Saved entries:
* Begin *

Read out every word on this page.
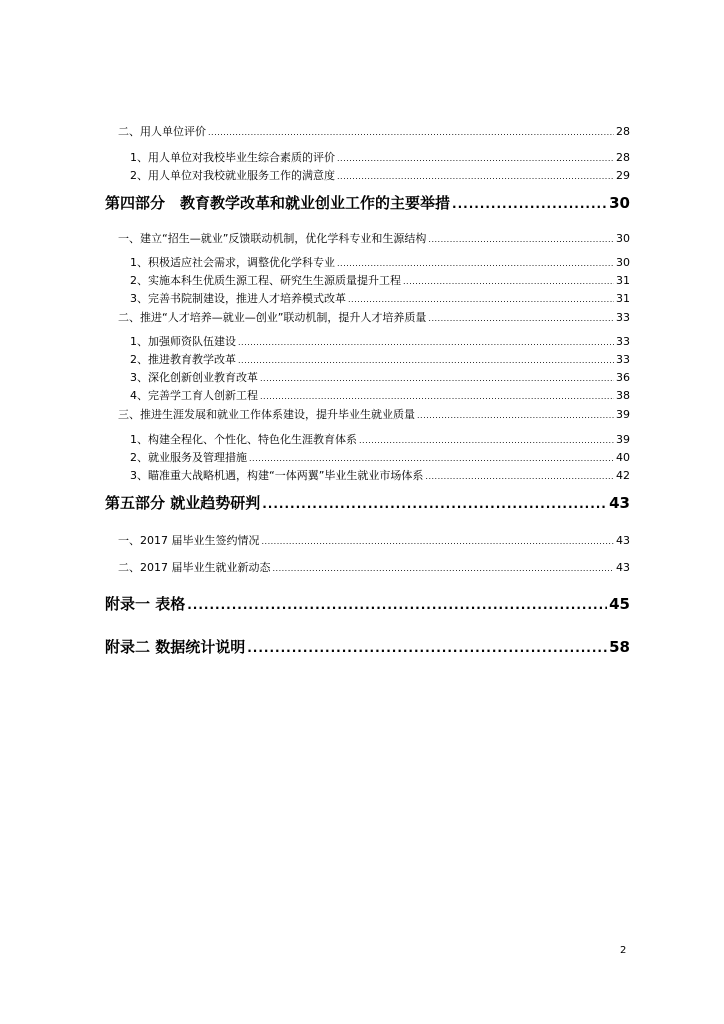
二、用人单位评价 .....	28
1、用人单位对我校毕业生综合素质的评价 .....	28
2、用人单位对我校就业服务工作的满意度 .....	29
第四部分　教育教学改革和就业创业工作的主要举措 .....	30
一、建立“招生—就业”反馈联动机制，优化学科专业和生源结构 .....	30
1、积极适应社会需求，调整优化学科专业 .....	30
2、实施本科生优质生源工程、研究生生源质量提升工程 .....	31
3、完善书院制建设，推进人才培养模式改革 .....	31
二、推进“人才培养—就业—创业”联动机制，提升人才培养质量 .....	33
1、加强师资队伍建设 .....	33
2、推进教育教学改革 .....	33
3、深化创新创业教育改革 .....	36
4、完善学工育人创新工程 .....	38
三、推进生涯发展和就业工作体系建设，提升毕业生就业质量 .....	39
1、构建全程化、个性化、特色化生涯教育体系 .....	39
2、就业服务及管理措施 .....	40
3、瞄准重大战略机遇，构建“一体两翼”毕业生就业市场体系 .....	42
第五部分 就业趋势研判 .....	43
一、2017 届毕业生签约情况 .....	43
二、2017 届毕业生就业新动态 .....	43
附录一 表格 .....	45
附录二 数据统计说明 .....	58
2
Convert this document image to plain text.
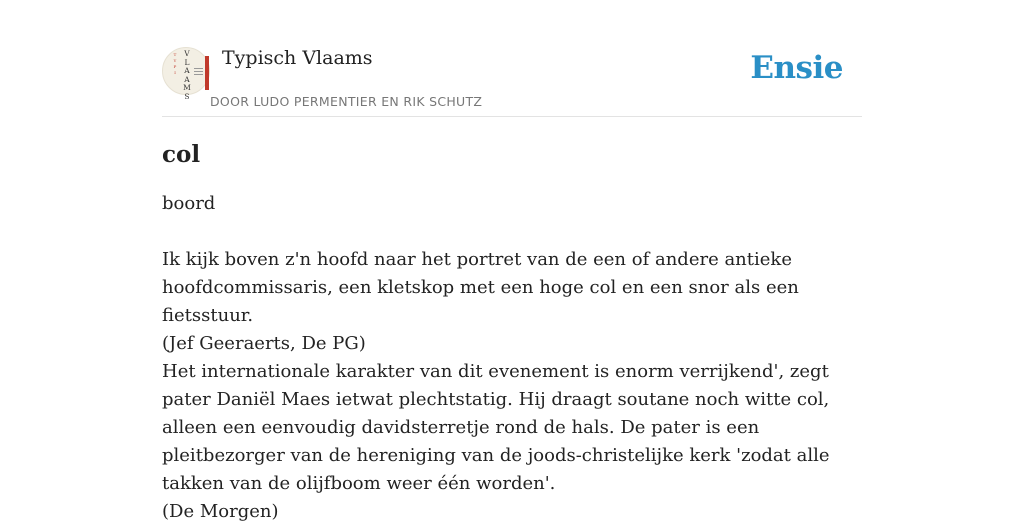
T
Y
P
I
V
L
A
A
M
S
Typisch Vlaams
DOOR LUDO PERMENTIER EN RIK SCHUTZ
Ensie
col
boord
Ik kijk boven z'n hoofd naar het portret van de een of andere antieke hoofdcommissaris, een kletskop met een hoge col en een snor als een fietsstuur.
(Jef Geeraerts, De PG)
Het internationale karakter van dit evenement is enorm verrijkend', zegt pater Daniël Maes ietwat plechtstatig. Hij draagt soutane noch witte col, alleen een eenvoudig davidsterretje rond de hals. De pater is een pleitbezorger van de hereniging van de joods-christelijke kerk 'zodat alle takken van de olijfboom weer één worden'.
(De Morgen)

* End *

▶ [YOUR GOAL]:
From the listing, copy every line where the string "this" appears.

▶ [CORRECT ANSWER]:
Read out every word on this page.
Convert this document image to plain text.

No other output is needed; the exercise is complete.